Copy every line of the data that contains the string "View".

***** PROVIDED RECORDS

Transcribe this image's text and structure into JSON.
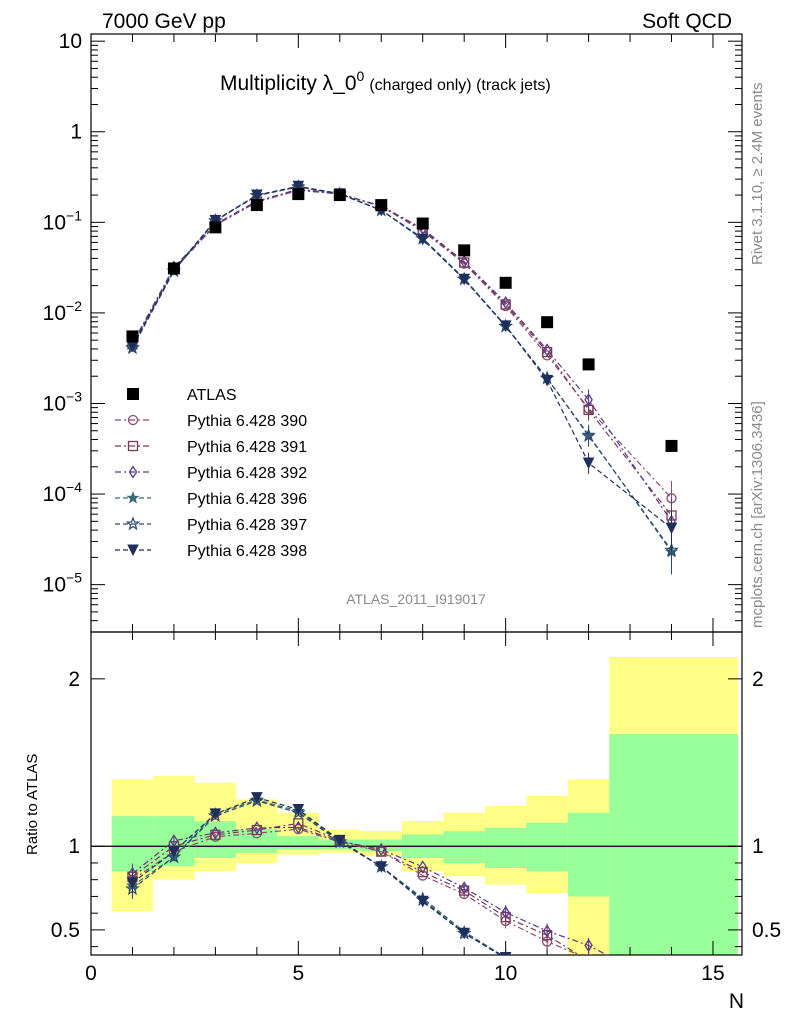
{
  "chart_data": [
    {
      "panel": "main",
      "type": "scatter",
      "header_left": "7000 GeV pp",
      "header_right": "Soft QCD",
      "title": "Multiplicity λ_0⁰ (charged only) (track jets)",
      "title_main": "Multiplicity λ_0",
      "title_sup": "0",
      "title_sub": "(charged only) (track jets)",
      "analysis_label": "ATLAS_2011_I919017",
      "side_label_top": "Rivet 3.1.10, ≥ 2.4M events",
      "side_label_bottom": "mcplots.cern.ch [arXiv:1306.3436]",
      "yscale": "log",
      "ylim": [
        3e-06,
        12
      ],
      "xlim": [
        0,
        15.7
      ],
      "legend_position": "lower-left",
      "yticks": [
        {
          "value": 10,
          "base": "10",
          "exp": ""
        },
        {
          "value": 1,
          "base": "1",
          "exp": ""
        },
        {
          "value": 0.1,
          "base": "10",
          "exp": "−1"
        },
        {
          "value": 0.01,
          "base": "10",
          "exp": "−2"
        },
        {
          "value": 0.001,
          "base": "10",
          "exp": "−3"
        },
        {
          "value": 0.0001,
          "base": "10",
          "exp": "−4"
        },
        {
          "value": 1e-05,
          "base": "10",
          "exp": "−5"
        }
      ],
      "x": [
        1,
        2,
        3,
        4,
        5,
        6,
        7,
        8,
        9,
        10,
        11,
        12,
        14
      ],
      "data": {
        "name": "ATLAS",
        "values": [
          0.0055,
          0.031,
          0.088,
          0.155,
          0.205,
          0.2,
          0.155,
          0.097,
          0.049,
          0.0215,
          0.0079,
          0.0027,
          0.00034
        ],
        "color": "#000000"
      },
      "series": [
        {
          "name": "Pythia 6.428 390",
          "marker": "circle",
          "color": "#8b4a78",
          "dash": "6 3 2 3",
          "values": [
            0.0044,
            0.03,
            0.093,
            0.167,
            0.226,
            0.205,
            0.15,
            0.08,
            0.035,
            0.0119,
            0.0034,
            0.00088,
            9e-05
          ]
        },
        {
          "name": "Pythia 6.428 391",
          "marker": "square",
          "color": "#7a3a55",
          "dash": "6 3 2 3",
          "values": [
            0.0045,
            0.031,
            0.094,
            0.17,
            0.233,
            0.207,
            0.15,
            0.082,
            0.036,
            0.0124,
            0.0037,
            0.00085,
            5.8e-05
          ]
        },
        {
          "name": "Pythia 6.428 392",
          "marker": "diamond",
          "color": "#5a3a88",
          "dash": "6 3 2 3",
          "values": [
            0.0046,
            0.032,
            0.095,
            0.172,
            0.228,
            0.206,
            0.152,
            0.085,
            0.0368,
            0.013,
            0.0039,
            0.0011,
            5e-05
          ]
        },
        {
          "name": "Pythia 6.428 396",
          "marker": "star",
          "color": "#3d6a7a",
          "dash": "5 3",
          "values": [
            0.0042,
            0.029,
            0.105,
            0.198,
            0.248,
            0.206,
            0.136,
            0.067,
            0.024,
            0.0072,
            0.0019,
            0.00045,
            2.3e-05
          ]
        },
        {
          "name": "Pythia 6.428 397",
          "marker": "star-open",
          "color": "#2c4a6e",
          "dash": "5 3",
          "values": [
            0.0041,
            0.029,
            0.104,
            0.197,
            0.246,
            0.205,
            0.136,
            0.066,
            0.0235,
            0.0071,
            0.0019,
            0.00044,
            2.4e-05
          ]
        },
        {
          "name": "Pythia 6.428 398",
          "marker": "triangle-down",
          "color": "#1e2f5c",
          "dash": "5 3",
          "values": [
            0.0043,
            0.03,
            0.105,
            0.2,
            0.25,
            0.207,
            0.136,
            0.065,
            0.0235,
            0.0072,
            0.0018,
            0.00022,
            4.2e-05
          ]
        }
      ]
    },
    {
      "panel": "ratio",
      "type": "line",
      "ylabel": "Ratio to ATLAS",
      "xlabel": "N",
      "ylim": [
        0.35,
        2.28
      ],
      "xlim": [
        0,
        15.7
      ],
      "xticks": [
        0,
        5,
        10,
        15
      ],
      "yticks": [
        0.5,
        1,
        2
      ],
      "reference": 1,
      "band_colors": {
        "outer": "#ffff88",
        "inner": "#99ff99"
      },
      "bands": [
        {
          "x0": 0.5,
          "x1": 1.5,
          "outer": [
            0.61,
            1.4
          ],
          "inner": [
            0.85,
            1.18
          ]
        },
        {
          "x0": 1.5,
          "x1": 2.5,
          "outer": [
            0.8,
            1.42
          ],
          "inner": [
            0.88,
            1.18
          ]
        },
        {
          "x0": 2.5,
          "x1": 3.5,
          "outer": [
            0.85,
            1.38
          ],
          "inner": [
            0.93,
            1.15
          ]
        },
        {
          "x0": 3.5,
          "x1": 4.5,
          "outer": [
            0.9,
            1.28
          ],
          "inner": [
            0.96,
            1.1
          ]
        },
        {
          "x0": 4.5,
          "x1": 5.5,
          "outer": [
            0.95,
            1.2
          ],
          "inner": [
            0.98,
            1.06
          ]
        },
        {
          "x0": 5.5,
          "x1": 6.5,
          "outer": [
            0.96,
            1.1
          ],
          "inner": [
            0.98,
            1.04
          ]
        },
        {
          "x0": 6.5,
          "x1": 7.5,
          "outer": [
            0.94,
            1.09
          ],
          "inner": [
            0.97,
            1.04
          ]
        },
        {
          "x0": 7.5,
          "x1": 8.5,
          "outer": [
            0.85,
            1.15
          ],
          "inner": [
            0.93,
            1.07
          ]
        },
        {
          "x0": 8.5,
          "x1": 9.5,
          "outer": [
            0.82,
            1.2
          ],
          "inner": [
            0.9,
            1.09
          ]
        },
        {
          "x0": 9.5,
          "x1": 10.5,
          "outer": [
            0.77,
            1.24
          ],
          "inner": [
            0.87,
            1.11
          ]
        },
        {
          "x0": 10.5,
          "x1": 11.5,
          "outer": [
            0.72,
            1.3
          ],
          "inner": [
            0.85,
            1.14
          ]
        },
        {
          "x0": 11.5,
          "x1": 12.5,
          "outer": [
            0.1,
            1.4
          ],
          "inner": [
            0.7,
            1.2
          ]
        },
        {
          "x0": 12.5,
          "x1": 15.6,
          "outer": [
            0.1,
            2.13
          ],
          "inner": [
            0.1,
            1.67
          ]
        }
      ]
    }
  ]
}
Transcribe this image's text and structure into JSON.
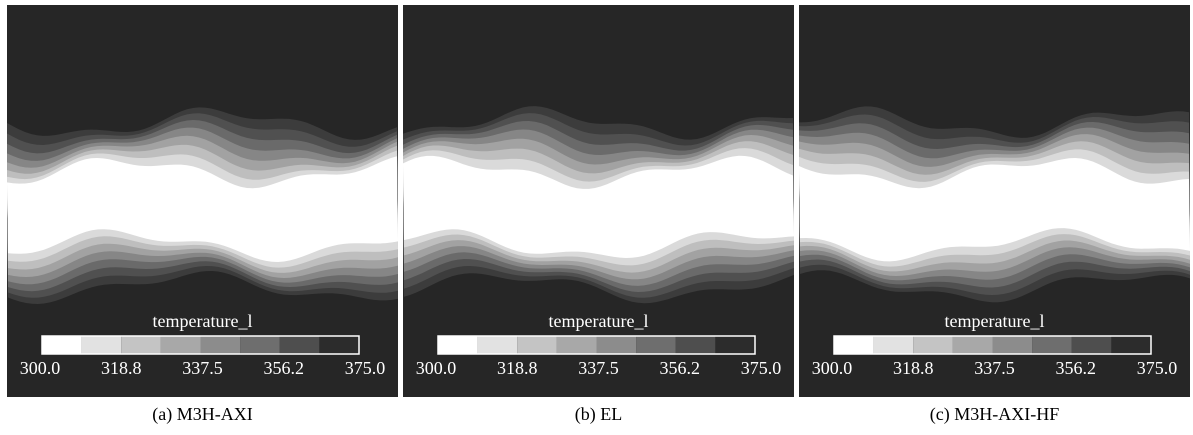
{
  "panels": [
    {
      "caption": "(a)  M3H-AXI",
      "colorbar": {
        "title": "temperature_l",
        "ticks": [
          "300.0",
          "318.8",
          "337.5",
          "356.2",
          "375.0"
        ]
      }
    },
    {
      "caption": "(b)  EL",
      "colorbar": {
        "title": "temperature_l",
        "ticks": [
          "300.0",
          "318.8",
          "337.5",
          "356.2",
          "375.0"
        ]
      }
    },
    {
      "caption": "(c)  M3H-AXI-HF",
      "colorbar": {
        "title": "temperature_l",
        "ticks": [
          "300.0",
          "318.8",
          "337.5",
          "356.2",
          "375.0"
        ]
      }
    }
  ]
}
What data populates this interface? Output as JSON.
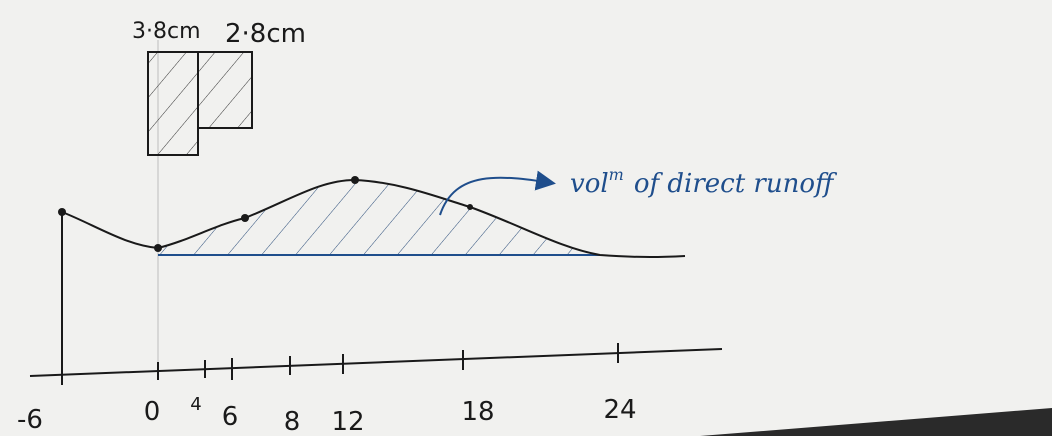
{
  "rainfall_labels": [
    "3·8cm",
    "2·8cm"
  ],
  "annotation": {
    "text": "vol",
    "superscript": "m",
    "rest": "of direct runoff"
  },
  "axis_labels": [
    "-6",
    "0",
    "4",
    "6",
    "8",
    "12",
    "18",
    "24"
  ]
}
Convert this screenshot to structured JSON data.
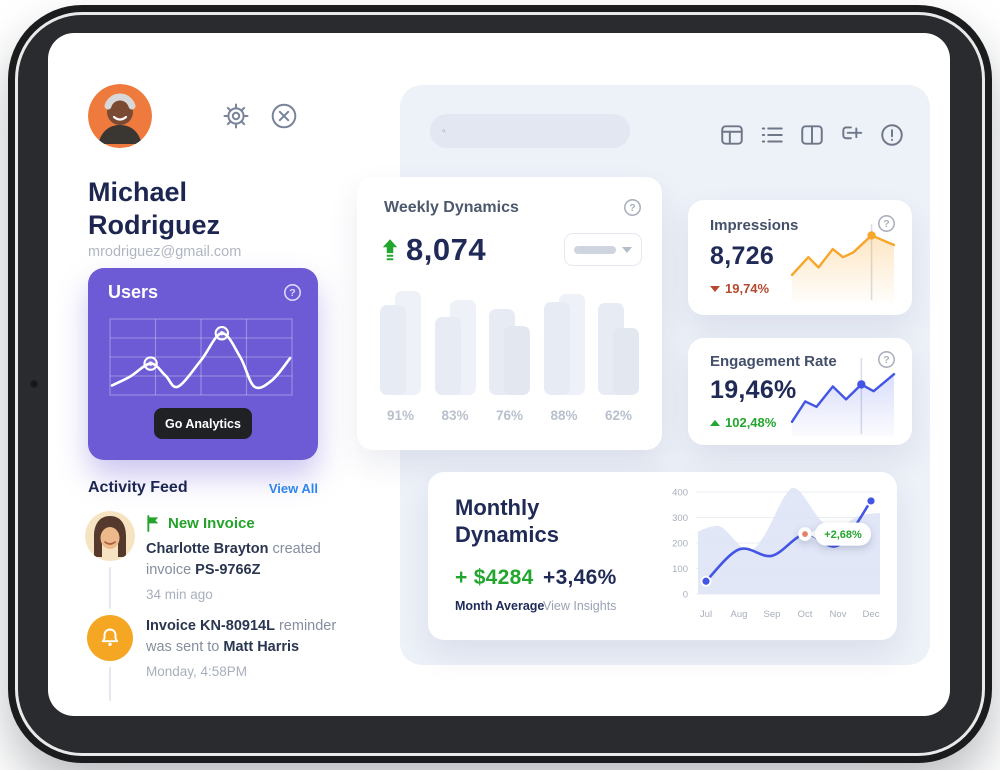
{
  "icons": {
    "help_glyph": "?"
  },
  "profile": {
    "first_name": "Michael",
    "last_name": "Rodriguez",
    "email": "mrodriguez@gmail.com"
  },
  "users_card": {
    "title": "Users",
    "button_label": "Go Analytics"
  },
  "activity_feed": {
    "title": "Activity Feed",
    "view_all_label": "View All",
    "items": [
      {
        "badge": "New Invoice",
        "line1_bold": "Charlotte Brayton",
        "line1_rest": " created",
        "line2_rest": "invoice ",
        "line2_bold": "PS-9766Z",
        "time": "34 min ago"
      },
      {
        "line1_bold": "Invoice KN-80914L",
        "line1_rest": " reminder",
        "line2_rest": "was sent to ",
        "line2_bold": "Matt Harris",
        "time": "Monday, 4:58PM"
      }
    ]
  },
  "weekly": {
    "title": "Weekly Dynamics",
    "value": "8,074"
  },
  "impressions": {
    "title": "Impressions",
    "value": "8,726",
    "delta": "19,74%"
  },
  "engagement": {
    "title": "Engagement Rate",
    "value": "19,46%",
    "delta": "102,48%"
  },
  "monthly": {
    "title_line1": "Monthly",
    "title_line2": "Dynamics",
    "amount": "+ $4284",
    "amount_label": "Month Average",
    "percent": "+3,46%",
    "percent_label": "View Insights"
  },
  "colors": {
    "purple": "#6C5BD4",
    "orange": "#F7A62B",
    "blue": "#4355E4",
    "green": "#23A62E",
    "red": "#B4492F",
    "navy": "#1F2A56",
    "link_blue": "#2E86ED"
  },
  "chart_data": [
    {
      "id": "users-sparkline",
      "type": "line",
      "title": "Users",
      "note": "decorative white sparkline over grid, two ring markers at local peaks",
      "points_norm": [
        [
          0,
          0.93
        ],
        [
          0.1,
          0.8
        ],
        [
          0.217,
          0.6
        ],
        [
          0.3,
          0.78
        ],
        [
          0.37,
          0.95
        ],
        [
          0.5,
          0.55
        ],
        [
          0.617,
          0.14
        ],
        [
          0.72,
          0.5
        ],
        [
          0.8,
          0.95
        ],
        [
          0.9,
          0.85
        ],
        [
          1,
          0.52
        ]
      ],
      "marker_indices": [
        2,
        6
      ],
      "line_color": "#ffffff"
    },
    {
      "id": "weekly-bars",
      "type": "bar",
      "title": "Weekly Dynamics",
      "headline_value": "8,074",
      "categories": [
        "91%",
        "83%",
        "76%",
        "88%",
        "62%"
      ],
      "series": [
        {
          "name": "left-bar-height-norm",
          "values_norm": [
            0.8,
            0.7,
            0.77,
            0.83,
            0.82
          ]
        },
        {
          "name": "right-bar-height-norm",
          "values_norm": [
            0.93,
            0.85,
            0.62,
            0.9,
            0.6
          ]
        }
      ]
    },
    {
      "id": "impressions-sparkline",
      "type": "line",
      "value": "8,726",
      "delta": "-19,74%",
      "points_norm": [
        [
          0,
          0.66
        ],
        [
          0.16,
          0.4
        ],
        [
          0.26,
          0.55
        ],
        [
          0.4,
          0.28
        ],
        [
          0.5,
          0.4
        ],
        [
          0.6,
          0.33
        ],
        [
          0.78,
          0.08
        ],
        [
          1,
          0.22
        ]
      ],
      "marker_index": 6,
      "line_color": "#F7A62B"
    },
    {
      "id": "engagement-sparkline",
      "type": "line",
      "value": "19,46%",
      "delta": "+102,48%",
      "points_norm": [
        [
          0,
          0.85
        ],
        [
          0.13,
          0.55
        ],
        [
          0.24,
          0.63
        ],
        [
          0.4,
          0.33
        ],
        [
          0.53,
          0.52
        ],
        [
          0.68,
          0.3
        ],
        [
          0.8,
          0.4
        ],
        [
          1,
          0.15
        ]
      ],
      "marker_index": 5,
      "line_color": "#4355E4"
    },
    {
      "id": "monthly-line",
      "type": "area",
      "title": "Monthly Dynamics",
      "x": [
        "Jul",
        "Aug",
        "Sep",
        "Oct",
        "Nov",
        "Dec"
      ],
      "values": [
        50,
        175,
        150,
        235,
        190,
        365
      ],
      "ylim": [
        0,
        400
      ],
      "yticks": [
        "400",
        "300",
        "200",
        "100",
        "0"
      ],
      "tooltip": {
        "label": "+2,68%",
        "x": "Oct"
      },
      "line_color": "#4355E4",
      "area_norm": [
        [
          0,
          0.4
        ],
        [
          0.08,
          0.35
        ],
        [
          0.14,
          0.37
        ],
        [
          0.27,
          0.58
        ],
        [
          0.36,
          0.45
        ],
        [
          0.48,
          0.05
        ],
        [
          0.55,
          0.0
        ],
        [
          0.68,
          0.3
        ],
        [
          0.78,
          0.35
        ],
        [
          0.88,
          0.25
        ],
        [
          1,
          0.22
        ]
      ]
    }
  ]
}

**********

SOLUTION FOR THIS EXERCISE:
    "view_all_label": "View All",
    "percent_label": "View Insights"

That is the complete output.